* _Written instruction_: Extract every line that includes the string "Осторожный".

* _Supplied records_:
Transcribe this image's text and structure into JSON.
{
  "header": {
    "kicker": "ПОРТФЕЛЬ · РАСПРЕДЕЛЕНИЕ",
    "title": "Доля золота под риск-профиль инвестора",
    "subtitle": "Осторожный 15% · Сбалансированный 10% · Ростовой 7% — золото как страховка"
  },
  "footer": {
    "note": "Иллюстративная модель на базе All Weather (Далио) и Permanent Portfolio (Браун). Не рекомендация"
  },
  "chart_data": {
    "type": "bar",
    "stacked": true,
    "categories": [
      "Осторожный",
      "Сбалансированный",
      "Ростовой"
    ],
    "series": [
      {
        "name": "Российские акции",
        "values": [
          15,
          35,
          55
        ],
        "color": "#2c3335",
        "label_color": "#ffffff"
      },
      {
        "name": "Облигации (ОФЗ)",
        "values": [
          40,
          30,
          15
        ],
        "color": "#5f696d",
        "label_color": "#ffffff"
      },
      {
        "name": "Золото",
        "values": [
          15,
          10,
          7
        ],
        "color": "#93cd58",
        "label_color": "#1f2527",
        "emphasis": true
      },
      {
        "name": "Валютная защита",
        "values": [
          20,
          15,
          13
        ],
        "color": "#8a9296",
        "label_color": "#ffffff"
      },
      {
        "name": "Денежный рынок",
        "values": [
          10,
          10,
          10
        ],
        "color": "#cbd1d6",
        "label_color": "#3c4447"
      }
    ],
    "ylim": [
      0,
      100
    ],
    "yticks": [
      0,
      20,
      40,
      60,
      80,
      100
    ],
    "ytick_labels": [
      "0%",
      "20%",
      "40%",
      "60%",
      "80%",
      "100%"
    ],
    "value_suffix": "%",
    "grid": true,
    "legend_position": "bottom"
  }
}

* _Solution to the problem_:
    "subtitle": "Осторожный 15% · Сбалансированный 10% · Ростовой 7% — золото как страховка"
      "Осторожный",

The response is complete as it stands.